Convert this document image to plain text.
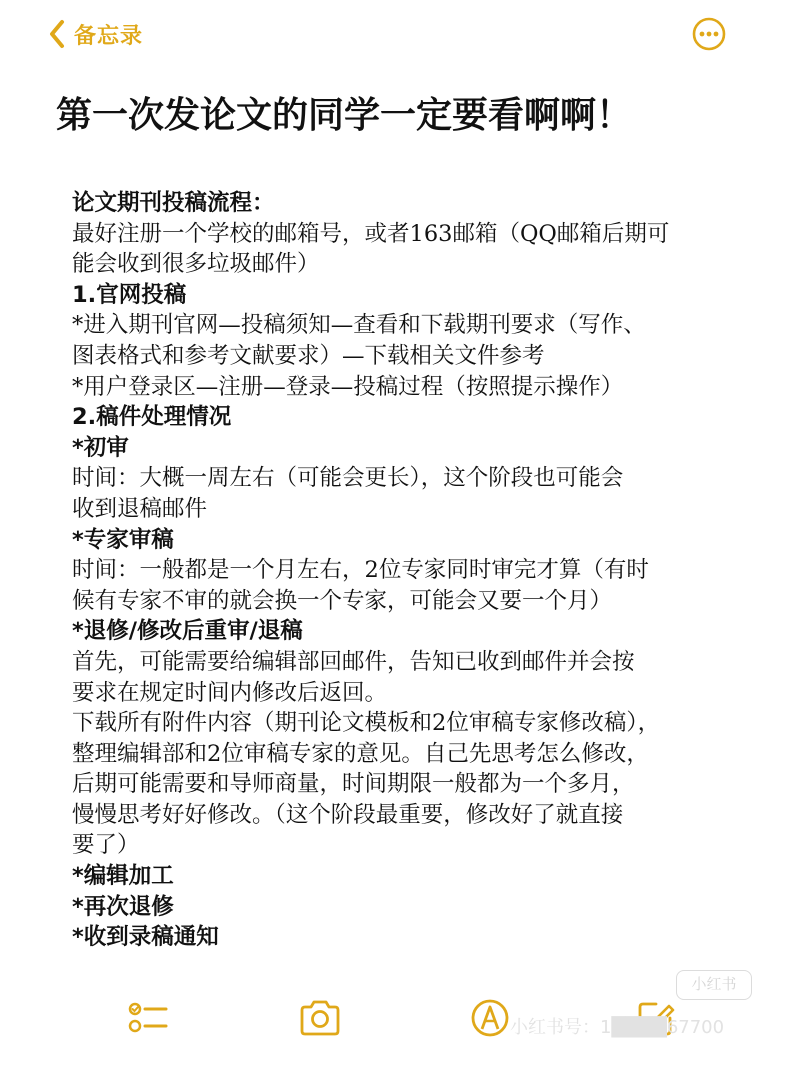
备忘录
第一次发论文的同学一定要看啊啊！
论文期刊投稿流程：
最好注册一个学校的邮箱号，或者163邮箱（QQ邮箱后期可
能会收到很多垃圾邮件）
1.官网投稿
*进入期刊官网—投稿须知—查看和下载期刊要求（写作、
图表格式和参考文献要求）—下载相关文件参考
*用户登录区—注册—登录—投稿过程（按照提示操作）
2.稿件处理情况
*初审
时间：大概一周左右（可能会更长），这个阶段也可能会
收到退稿邮件
*专家审稿
时间：一般都是一个月左右，2位专家同时审完才算（有时
候有专家不审的就会换一个专家，可能会又要一个月）
*退修/修改后重审/退稿
首先，可能需要给编辑部回邮件，告知已收到邮件并会按
要求在规定时间内修改后返回。
下载所有附件内容（期刊论文模板和2位审稿专家修改稿），
整理编辑部和2位审稿专家的意见。自己先思考怎么修改，
后期可能需要和导师商量，时间期限一般都为一个多月，
慢慢思考好好修改。（这个阶段最重要，修改好了就直接
要了）
*编辑加工
*再次退修
*收到录稿通知
小红书
小红书号：1████67700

----------

**Brief:** Go through the listing above and write it all out exactly, leaving out any picture.

**Written solution:**
Convert this document image to plain text.
备忘录
第一次发论文的同学一定要看啊啊！
论文期刊投稿流程：
最好注册一个学校的邮箱号，或者163邮箱（QQ邮箱后期可
能会收到很多垃圾邮件）
1.官网投稿
*进入期刊官网—投稿须知—查看和下载期刊要求（写作、
图表格式和参考文献要求）—下载相关文件参考
*用户登录区—注册—登录—投稿过程（按照提示操作）
2.稿件处理情况
*初审
时间：大概一周左右（可能会更长），这个阶段也可能会
收到退稿邮件
*专家审稿
时间：一般都是一个月左右，2位专家同时审完才算（有时
候有专家不审的就会换一个专家，可能会又要一个月）
*退修/修改后重审/退稿
首先，可能需要给编辑部回邮件，告知已收到邮件并会按
要求在规定时间内修改后返回。
下载所有附件内容（期刊论文模板和2位审稿专家修改稿），
整理编辑部和2位审稿专家的意见。自己先思考怎么修改，
后期可能需要和导师商量，时间期限一般都为一个多月，
慢慢思考好好修改。（这个阶段最重要，修改好了就直接
要了）
*编辑加工
*再次退修
*收到录稿通知
小红书
小红书号：1████67700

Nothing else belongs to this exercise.